**** GIVEN PASSAGE
DIARY: The perils of finding building contractors in England.
RECIPES: Roast beef and Yorkshire pudding.
The maple tree outside our Toronto town house has turned a spectacular red. It has snowed early in Calgary, even before the leaves have fallen from the trees. Hurricane winds are bashing Europe, but have departed England, where we are visiting our little cottage in Yorkshire. All is well in the village we learn, when we trot along to The Parish Oven where an Extraordinary Meeting of the Thorpe Salvin Luncheon Club has been arranged in our honour. We enjoy a bite, a beverage and gossip with old friends and new.
Since our last visit, Simon, the amiable building contractor, has been busy doing some much needed interior renovations. ‘Oh yes, rising damp,’ he said wisely, looking at the dark patches in the built-in cupboard. ‘Wardrobe should never have been built on north wall,’ he further advises, leaving out all the definitive articles in local style. So we’re enjoying our new bedroom, much enlarged but wardrobe-less. He’s also been fixing up the outside.
Last year Simon and his lads replaced the windows, fixed cracked stucco, painted the exterior and re-pointed the chimney. He did such a good job, we engaged him again to do the bedrooms while we were absent. He’s the third-time-lucky builder for us. The first contractor came highly recommended and bustled over to do a quote, but then never could get around to doing the work. ‘I’m struggling,’ he told Diane, meaning, I think, that he was too busy to bother with our little job. On to builder number two, whom Diane met in a pub and seemed a reasonable sort of fellow. He came and gave us a very reasonable quote, but then we found out he’d only take cash. Hmmm. Finally we stumble across Simon. Chatting to Ben at the garage, and explaining our builder problem while he tunes the mighty Corsa, he gives us the name of a local chap in the nearby village of Harthill, and Simon works out just fine.
Back at the pub, it’s Quiz Night, so we join our friend Stephen’s team and help them to another stunning defeat. No matter, the following week in our absence they come first. Still jet lagged, I’m in need of comfort food and order braised steak and Yorkshire pudding. The braised steak is really just like roast beef and comes with lashings of dark brown gravy, mushy peas and the mandatory pud. This is the first taste of really well made Yorkshire pud I’ve had for a while, so on this trip to England I vow to try it whenever I see it on the menu. I do and put on a few pounds, but it’s worth it.
In spite of all my research, I can’t find the definitive answer to the creation of this classic dish. The best version has it named as Yorkshire Pudding no earlier than 1747, mentioned in a cookery book called The Art of Cookery Made Plain and Easy, by one Hannah Glasse. Her recipe was based on a much earlier kitchen staple, known as dripping pudding after the juices of the roast which dripped into the roasting pan. In Yorkshire, the pudding was often served, with thick gravy, as a savoury dish before the meat course. Allegedly, in the neighbouring red rose county of Lancashire, pud has been eaten as a dessert with syrup. The War of the Roses lives on. The rest of England has it with the meat and veggies.
********
**** DATA EXTRACT
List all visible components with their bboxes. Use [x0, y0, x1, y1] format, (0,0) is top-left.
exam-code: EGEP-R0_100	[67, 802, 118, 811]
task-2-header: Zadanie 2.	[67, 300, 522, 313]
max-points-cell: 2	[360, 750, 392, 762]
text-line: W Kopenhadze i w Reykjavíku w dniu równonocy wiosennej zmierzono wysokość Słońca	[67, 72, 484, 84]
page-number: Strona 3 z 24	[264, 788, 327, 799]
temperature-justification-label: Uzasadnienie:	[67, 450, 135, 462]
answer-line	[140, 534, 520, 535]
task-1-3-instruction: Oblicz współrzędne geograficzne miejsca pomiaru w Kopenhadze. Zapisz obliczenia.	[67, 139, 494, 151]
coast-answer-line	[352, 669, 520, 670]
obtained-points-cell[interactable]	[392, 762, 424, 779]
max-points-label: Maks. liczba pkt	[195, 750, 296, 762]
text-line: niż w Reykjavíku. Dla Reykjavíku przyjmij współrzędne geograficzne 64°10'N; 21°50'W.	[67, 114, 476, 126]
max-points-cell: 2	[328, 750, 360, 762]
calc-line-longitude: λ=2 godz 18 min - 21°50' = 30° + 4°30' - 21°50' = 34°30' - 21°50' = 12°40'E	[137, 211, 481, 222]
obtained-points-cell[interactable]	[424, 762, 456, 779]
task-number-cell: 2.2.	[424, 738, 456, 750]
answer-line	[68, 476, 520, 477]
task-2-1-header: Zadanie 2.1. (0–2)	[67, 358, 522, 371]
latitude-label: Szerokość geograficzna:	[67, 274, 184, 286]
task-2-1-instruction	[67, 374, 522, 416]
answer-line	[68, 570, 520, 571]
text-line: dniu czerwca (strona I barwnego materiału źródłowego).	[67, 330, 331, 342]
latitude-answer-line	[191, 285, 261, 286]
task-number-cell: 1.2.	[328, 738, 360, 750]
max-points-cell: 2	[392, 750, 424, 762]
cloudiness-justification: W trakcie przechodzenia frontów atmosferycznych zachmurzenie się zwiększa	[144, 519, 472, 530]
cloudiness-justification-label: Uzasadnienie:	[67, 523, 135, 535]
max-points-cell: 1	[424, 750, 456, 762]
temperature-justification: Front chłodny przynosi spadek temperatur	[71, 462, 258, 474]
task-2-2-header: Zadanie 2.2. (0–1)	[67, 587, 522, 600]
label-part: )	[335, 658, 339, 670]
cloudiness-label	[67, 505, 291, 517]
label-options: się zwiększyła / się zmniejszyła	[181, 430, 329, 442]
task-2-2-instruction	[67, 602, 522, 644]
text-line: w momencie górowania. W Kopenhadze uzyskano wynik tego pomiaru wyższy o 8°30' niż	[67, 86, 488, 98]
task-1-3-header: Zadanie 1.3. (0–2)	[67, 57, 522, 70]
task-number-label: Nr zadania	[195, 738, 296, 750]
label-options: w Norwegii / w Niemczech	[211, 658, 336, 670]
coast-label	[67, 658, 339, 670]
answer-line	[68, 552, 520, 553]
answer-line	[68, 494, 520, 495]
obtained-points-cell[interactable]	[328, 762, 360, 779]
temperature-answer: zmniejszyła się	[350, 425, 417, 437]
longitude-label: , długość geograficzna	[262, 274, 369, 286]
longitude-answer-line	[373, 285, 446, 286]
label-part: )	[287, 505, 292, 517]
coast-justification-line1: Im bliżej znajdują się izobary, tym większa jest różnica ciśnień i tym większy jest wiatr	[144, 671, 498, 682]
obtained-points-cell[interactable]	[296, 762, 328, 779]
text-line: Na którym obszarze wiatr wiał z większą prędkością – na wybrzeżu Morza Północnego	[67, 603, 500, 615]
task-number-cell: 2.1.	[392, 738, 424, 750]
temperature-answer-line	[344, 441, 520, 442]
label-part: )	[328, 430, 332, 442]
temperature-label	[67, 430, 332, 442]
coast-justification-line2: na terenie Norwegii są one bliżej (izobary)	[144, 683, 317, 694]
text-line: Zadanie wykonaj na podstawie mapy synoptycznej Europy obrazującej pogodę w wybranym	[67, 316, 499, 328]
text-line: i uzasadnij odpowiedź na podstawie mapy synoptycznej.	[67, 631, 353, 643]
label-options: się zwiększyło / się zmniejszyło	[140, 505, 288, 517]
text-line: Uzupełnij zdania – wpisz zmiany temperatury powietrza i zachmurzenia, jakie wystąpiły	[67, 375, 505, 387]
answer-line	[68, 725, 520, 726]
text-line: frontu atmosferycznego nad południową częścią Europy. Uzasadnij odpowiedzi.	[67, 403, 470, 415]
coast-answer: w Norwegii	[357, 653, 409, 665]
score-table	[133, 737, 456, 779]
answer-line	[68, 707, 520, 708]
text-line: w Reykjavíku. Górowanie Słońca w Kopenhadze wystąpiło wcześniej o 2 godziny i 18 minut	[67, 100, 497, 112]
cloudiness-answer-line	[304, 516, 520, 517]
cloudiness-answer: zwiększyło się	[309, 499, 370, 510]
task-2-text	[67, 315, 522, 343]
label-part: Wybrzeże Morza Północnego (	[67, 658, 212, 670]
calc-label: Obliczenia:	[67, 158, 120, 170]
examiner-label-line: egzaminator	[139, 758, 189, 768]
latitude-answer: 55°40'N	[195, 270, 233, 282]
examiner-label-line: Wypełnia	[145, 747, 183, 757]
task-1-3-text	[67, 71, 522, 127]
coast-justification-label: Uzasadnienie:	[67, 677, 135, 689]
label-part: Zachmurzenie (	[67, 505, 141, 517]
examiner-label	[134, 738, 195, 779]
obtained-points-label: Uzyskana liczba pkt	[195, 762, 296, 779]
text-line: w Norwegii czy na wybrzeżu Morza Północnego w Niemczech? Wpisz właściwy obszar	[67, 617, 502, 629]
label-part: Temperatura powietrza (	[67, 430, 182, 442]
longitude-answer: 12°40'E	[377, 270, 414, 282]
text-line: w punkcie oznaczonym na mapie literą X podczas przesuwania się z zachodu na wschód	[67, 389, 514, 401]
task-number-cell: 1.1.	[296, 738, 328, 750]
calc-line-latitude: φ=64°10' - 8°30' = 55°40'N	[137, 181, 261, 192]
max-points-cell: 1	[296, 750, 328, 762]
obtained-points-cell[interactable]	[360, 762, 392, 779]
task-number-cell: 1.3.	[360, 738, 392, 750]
********
◆ WORK REQUIRED ◆
Return the diary passage from "Since our last" to "up the outside.", copied word for word.

◆ PROBLEM SOLUTION ◆
Since our last visit, Simon, the amiable building contractor, has been busy doing some much needed interior renovations. ‘Oh yes, rising damp,’ he said wisely, looking at the dark patches in the built-in cupboard. ‘Wardrobe should never have been built on north wall,’ he further advises, leaving out all the definitive articles in local style. So we’re enjoying our new bedroom, much enlarged but wardrobe-less. He’s also been fixing up the outside.